(Figure record listings)
□ □ □ □ □
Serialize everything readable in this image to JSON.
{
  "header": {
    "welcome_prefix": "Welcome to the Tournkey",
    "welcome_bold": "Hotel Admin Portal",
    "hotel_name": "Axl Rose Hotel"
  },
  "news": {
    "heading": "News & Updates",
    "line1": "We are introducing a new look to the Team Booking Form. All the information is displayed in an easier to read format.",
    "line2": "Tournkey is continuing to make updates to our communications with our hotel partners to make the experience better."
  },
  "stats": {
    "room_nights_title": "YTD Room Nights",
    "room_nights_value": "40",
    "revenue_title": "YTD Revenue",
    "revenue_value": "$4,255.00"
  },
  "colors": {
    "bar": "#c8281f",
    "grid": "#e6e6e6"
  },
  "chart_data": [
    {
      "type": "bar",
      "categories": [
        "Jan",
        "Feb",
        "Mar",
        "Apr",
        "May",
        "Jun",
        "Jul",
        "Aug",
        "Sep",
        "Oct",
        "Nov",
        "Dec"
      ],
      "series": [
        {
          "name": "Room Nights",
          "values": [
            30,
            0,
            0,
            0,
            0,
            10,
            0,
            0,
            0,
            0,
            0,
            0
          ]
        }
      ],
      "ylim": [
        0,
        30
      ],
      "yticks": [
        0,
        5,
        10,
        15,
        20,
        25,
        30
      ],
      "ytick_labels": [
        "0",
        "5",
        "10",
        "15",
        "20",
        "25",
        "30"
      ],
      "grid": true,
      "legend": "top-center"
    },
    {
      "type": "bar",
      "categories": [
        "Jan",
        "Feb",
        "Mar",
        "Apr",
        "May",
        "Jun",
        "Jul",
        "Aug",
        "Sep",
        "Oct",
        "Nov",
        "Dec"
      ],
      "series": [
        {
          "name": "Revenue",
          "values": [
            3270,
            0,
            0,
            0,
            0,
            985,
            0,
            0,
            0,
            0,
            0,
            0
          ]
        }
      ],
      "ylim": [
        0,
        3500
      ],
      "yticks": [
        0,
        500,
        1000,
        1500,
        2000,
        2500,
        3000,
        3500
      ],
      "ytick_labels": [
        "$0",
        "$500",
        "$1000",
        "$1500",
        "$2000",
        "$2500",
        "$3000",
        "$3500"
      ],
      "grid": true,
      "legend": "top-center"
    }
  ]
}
□ □ □ □ □
» **What is being asked**
Copy out all of the records above with nothing altered.

» **The solution**
Serialize everything readable in this image to JSON.
{
  "header": {
    "welcome_prefix": "Welcome to the Tournkey",
    "welcome_bold": "Hotel Admin Portal",
    "hotel_name": "Axl Rose Hotel"
  },
  "news": {
    "heading": "News & Updates",
    "line1": "We are introducing a new look to the Team Booking Form. All the information is displayed in an easier to read format.",
    "line2": "Tournkey is continuing to make updates to our communications with our hotel partners to make the experience better."
  },
  "stats": {
    "room_nights_title": "YTD Room Nights",
    "room_nights_value": "40",
    "revenue_title": "YTD Revenue",
    "revenue_value": "$4,255.00"
  },
  "colors": {
    "bar": "#c8281f",
    "grid": "#e6e6e6"
  },
  "chart_data": [
    {
      "type": "bar",
      "categories": [
        "Jan",
        "Feb",
        "Mar",
        "Apr",
        "May",
        "Jun",
        "Jul",
        "Aug",
        "Sep",
        "Oct",
        "Nov",
        "Dec"
      ],
      "series": [
        {
          "name": "Room Nights",
          "values": [
            30,
            0,
            0,
            0,
            0,
            10,
            0,
            0,
            0,
            0,
            0,
            0
          ]
        }
      ],
      "ylim": [
        0,
        30
      ],
      "yticks": [
        0,
        5,
        10,
        15,
        20,
        25,
        30
      ],
      "ytick_labels": [
        "0",
        "5",
        "10",
        "15",
        "20",
        "25",
        "30"
      ],
      "grid": true,
      "legend": "top-center"
    },
    {
      "type": "bar",
      "categories": [
        "Jan",
        "Feb",
        "Mar",
        "Apr",
        "May",
        "Jun",
        "Jul",
        "Aug",
        "Sep",
        "Oct",
        "Nov",
        "Dec"
      ],
      "series": [
        {
          "name": "Revenue",
          "values": [
            3270,
            0,
            0,
            0,
            0,
            985,
            0,
            0,
            0,
            0,
            0,
            0
          ]
        }
      ],
      "ylim": [
        0,
        3500
      ],
      "yticks": [
        0,
        500,
        1000,
        1500,
        2000,
        2500,
        3000,
        3500
      ],
      "ytick_labels": [
        "$0",
        "$500",
        "$1000",
        "$1500",
        "$2000",
        "$2500",
        "$3000",
        "$3500"
      ],
      "grid": true,
      "legend": "top-center"
    }
  ]
}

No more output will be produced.